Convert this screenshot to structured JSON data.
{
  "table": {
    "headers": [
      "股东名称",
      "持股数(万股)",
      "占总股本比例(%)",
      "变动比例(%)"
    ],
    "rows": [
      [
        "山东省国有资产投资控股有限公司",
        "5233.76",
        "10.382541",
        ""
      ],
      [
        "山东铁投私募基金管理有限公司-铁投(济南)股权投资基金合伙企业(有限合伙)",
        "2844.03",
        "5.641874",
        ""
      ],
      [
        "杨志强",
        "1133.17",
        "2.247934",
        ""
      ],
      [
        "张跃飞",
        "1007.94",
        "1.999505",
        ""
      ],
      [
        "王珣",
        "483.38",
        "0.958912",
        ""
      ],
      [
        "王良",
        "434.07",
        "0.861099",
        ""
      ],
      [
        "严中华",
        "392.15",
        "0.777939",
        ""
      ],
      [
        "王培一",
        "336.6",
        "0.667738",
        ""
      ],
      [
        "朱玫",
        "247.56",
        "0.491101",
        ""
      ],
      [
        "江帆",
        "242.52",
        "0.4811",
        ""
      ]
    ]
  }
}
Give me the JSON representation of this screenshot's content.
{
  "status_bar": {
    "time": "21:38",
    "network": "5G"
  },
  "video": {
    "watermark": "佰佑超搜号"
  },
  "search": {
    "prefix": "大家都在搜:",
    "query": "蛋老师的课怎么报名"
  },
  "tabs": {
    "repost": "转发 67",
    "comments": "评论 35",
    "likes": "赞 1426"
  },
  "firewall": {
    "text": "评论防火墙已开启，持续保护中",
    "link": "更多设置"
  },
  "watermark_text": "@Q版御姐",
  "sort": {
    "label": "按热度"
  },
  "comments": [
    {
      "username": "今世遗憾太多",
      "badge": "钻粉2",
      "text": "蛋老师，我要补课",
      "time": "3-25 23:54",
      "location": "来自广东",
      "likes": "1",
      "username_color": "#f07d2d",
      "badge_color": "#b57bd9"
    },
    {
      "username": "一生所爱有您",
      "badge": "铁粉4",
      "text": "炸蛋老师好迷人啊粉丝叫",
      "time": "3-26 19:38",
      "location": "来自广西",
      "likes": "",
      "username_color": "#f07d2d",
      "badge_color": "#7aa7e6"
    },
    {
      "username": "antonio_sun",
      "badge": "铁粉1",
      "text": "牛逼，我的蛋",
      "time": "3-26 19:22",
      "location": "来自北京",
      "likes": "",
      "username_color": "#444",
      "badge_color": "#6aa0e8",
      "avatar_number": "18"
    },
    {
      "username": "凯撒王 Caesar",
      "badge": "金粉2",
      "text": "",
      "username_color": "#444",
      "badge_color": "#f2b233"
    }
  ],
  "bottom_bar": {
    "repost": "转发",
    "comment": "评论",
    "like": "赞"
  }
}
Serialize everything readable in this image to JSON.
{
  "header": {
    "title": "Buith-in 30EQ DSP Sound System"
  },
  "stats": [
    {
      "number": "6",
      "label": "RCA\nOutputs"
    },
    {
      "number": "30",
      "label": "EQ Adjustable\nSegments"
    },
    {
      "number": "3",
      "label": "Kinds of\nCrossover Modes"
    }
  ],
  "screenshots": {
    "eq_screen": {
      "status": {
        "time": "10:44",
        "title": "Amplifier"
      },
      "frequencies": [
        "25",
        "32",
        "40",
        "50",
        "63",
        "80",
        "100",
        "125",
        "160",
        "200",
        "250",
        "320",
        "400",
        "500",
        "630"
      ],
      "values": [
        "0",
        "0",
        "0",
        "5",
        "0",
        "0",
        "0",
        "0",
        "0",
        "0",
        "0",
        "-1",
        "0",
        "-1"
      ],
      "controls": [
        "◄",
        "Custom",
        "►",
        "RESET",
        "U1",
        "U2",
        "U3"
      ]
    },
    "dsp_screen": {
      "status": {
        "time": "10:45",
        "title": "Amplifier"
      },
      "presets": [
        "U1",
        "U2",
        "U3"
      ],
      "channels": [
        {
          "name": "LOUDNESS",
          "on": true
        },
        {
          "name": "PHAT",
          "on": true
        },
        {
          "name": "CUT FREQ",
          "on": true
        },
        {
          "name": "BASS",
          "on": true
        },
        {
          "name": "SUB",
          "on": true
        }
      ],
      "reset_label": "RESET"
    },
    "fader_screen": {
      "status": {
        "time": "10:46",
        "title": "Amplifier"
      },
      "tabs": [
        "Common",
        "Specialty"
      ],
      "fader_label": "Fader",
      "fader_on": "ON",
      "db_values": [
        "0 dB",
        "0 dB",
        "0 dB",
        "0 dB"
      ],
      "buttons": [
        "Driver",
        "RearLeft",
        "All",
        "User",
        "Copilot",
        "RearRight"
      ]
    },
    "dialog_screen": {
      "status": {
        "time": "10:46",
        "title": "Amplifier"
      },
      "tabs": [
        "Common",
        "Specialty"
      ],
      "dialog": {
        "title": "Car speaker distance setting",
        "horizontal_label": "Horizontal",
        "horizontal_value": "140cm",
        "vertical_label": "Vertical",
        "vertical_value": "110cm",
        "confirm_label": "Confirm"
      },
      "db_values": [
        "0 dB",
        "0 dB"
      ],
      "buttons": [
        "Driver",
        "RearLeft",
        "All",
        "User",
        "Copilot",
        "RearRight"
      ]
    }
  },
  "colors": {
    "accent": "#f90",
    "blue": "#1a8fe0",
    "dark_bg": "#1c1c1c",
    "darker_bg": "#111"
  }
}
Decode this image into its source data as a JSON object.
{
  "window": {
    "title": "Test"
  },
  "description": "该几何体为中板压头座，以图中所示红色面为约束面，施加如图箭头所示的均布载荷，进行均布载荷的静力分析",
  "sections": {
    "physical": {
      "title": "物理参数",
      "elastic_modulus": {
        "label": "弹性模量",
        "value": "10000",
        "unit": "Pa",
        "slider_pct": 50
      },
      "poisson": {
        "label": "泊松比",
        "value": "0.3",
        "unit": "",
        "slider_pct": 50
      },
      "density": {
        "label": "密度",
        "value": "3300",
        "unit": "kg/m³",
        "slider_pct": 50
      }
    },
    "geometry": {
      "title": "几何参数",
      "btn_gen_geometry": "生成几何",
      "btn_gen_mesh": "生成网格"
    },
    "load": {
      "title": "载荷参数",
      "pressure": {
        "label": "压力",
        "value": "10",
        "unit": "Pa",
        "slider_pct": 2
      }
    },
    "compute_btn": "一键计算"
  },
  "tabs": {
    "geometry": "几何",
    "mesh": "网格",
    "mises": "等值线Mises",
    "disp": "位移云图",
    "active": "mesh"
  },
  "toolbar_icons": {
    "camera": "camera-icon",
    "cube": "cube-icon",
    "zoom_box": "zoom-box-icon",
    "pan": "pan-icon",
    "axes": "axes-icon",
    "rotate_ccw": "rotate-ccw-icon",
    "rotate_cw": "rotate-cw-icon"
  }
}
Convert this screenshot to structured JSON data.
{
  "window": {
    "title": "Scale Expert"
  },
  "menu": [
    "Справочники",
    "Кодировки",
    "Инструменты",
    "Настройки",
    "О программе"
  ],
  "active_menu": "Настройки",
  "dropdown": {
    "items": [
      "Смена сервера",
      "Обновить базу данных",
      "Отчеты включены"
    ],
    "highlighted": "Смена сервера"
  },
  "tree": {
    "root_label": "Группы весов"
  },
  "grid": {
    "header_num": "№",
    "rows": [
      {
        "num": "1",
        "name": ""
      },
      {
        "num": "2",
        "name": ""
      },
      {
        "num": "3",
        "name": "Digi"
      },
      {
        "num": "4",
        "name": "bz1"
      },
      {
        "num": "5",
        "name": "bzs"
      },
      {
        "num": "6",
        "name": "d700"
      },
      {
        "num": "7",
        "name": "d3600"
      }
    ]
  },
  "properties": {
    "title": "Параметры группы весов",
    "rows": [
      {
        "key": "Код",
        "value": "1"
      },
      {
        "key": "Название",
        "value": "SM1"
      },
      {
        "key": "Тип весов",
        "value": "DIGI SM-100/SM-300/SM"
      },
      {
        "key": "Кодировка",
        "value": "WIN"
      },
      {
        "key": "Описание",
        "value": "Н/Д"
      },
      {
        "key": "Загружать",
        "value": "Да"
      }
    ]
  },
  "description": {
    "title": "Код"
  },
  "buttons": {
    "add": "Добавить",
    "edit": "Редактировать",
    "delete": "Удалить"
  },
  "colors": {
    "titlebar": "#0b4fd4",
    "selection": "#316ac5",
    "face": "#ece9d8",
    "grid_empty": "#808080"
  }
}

### THE PROBLEM
Show every line from the listing above in which the string "JSON" appears.

### EXERCISE SOLUTION
Convert this screenshot to structured JSON data.
Give me the JSON representation of this screenshot's content.
Serialize everything readable in this image to JSON.
Decode this image into its source data as a JSON object.
Convert this screenshot to structured JSON data.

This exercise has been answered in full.